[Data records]

^^^^^^^^

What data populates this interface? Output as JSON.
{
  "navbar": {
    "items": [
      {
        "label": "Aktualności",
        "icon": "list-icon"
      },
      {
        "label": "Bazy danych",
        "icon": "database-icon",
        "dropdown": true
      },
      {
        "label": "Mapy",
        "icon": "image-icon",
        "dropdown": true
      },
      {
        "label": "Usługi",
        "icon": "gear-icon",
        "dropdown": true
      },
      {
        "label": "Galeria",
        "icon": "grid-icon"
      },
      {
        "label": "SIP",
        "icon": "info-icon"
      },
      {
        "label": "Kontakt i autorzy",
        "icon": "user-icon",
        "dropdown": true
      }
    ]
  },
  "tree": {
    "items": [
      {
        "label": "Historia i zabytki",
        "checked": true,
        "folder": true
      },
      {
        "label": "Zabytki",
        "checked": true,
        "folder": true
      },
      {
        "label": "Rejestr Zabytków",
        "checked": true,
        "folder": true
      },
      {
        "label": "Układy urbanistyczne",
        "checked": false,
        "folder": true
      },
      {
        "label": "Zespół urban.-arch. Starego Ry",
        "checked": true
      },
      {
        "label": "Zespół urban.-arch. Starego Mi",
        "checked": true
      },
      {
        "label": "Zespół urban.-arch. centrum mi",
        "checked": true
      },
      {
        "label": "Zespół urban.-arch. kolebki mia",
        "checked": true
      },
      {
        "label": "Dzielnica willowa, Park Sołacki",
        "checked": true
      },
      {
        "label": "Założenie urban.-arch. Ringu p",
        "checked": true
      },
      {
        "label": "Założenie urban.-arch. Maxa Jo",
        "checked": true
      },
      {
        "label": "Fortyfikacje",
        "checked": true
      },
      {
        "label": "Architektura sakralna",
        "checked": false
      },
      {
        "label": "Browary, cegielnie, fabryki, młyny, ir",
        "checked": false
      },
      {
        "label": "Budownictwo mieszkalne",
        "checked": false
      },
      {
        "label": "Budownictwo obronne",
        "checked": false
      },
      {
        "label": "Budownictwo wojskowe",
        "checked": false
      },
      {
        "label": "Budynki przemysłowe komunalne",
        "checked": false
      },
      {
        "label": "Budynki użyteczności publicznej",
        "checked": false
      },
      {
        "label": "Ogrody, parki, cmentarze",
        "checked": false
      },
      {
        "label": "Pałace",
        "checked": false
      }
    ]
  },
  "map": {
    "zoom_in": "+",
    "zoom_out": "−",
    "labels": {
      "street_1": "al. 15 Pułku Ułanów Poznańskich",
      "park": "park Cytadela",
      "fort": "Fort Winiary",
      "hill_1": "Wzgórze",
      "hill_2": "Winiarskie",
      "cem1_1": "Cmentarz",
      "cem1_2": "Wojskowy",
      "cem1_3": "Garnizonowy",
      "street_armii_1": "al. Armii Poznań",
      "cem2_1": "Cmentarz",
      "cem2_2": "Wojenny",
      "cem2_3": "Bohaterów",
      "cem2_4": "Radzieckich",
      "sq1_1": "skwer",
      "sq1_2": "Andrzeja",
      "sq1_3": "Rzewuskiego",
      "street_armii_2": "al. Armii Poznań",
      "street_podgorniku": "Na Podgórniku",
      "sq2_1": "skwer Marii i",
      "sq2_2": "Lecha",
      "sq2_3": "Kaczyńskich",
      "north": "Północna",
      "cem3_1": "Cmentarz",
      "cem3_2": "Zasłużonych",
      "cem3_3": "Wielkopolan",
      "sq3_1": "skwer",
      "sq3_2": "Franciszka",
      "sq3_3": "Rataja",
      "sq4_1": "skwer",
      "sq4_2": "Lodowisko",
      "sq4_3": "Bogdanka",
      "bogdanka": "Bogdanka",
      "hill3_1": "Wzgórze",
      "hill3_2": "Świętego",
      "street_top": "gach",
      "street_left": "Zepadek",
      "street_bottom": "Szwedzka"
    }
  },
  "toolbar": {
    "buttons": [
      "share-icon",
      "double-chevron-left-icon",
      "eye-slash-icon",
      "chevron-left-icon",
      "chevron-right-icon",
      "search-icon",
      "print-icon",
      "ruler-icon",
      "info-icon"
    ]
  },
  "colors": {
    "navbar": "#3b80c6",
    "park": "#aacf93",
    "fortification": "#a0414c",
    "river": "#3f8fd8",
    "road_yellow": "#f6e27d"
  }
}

^^^^^^^^

Task to complete | Report each line in the preceding entries that holds the string "chevron".

Written solution |
      "double-chevron-left-icon",
      "chevron-left-icon",
      "chevron-right-icon",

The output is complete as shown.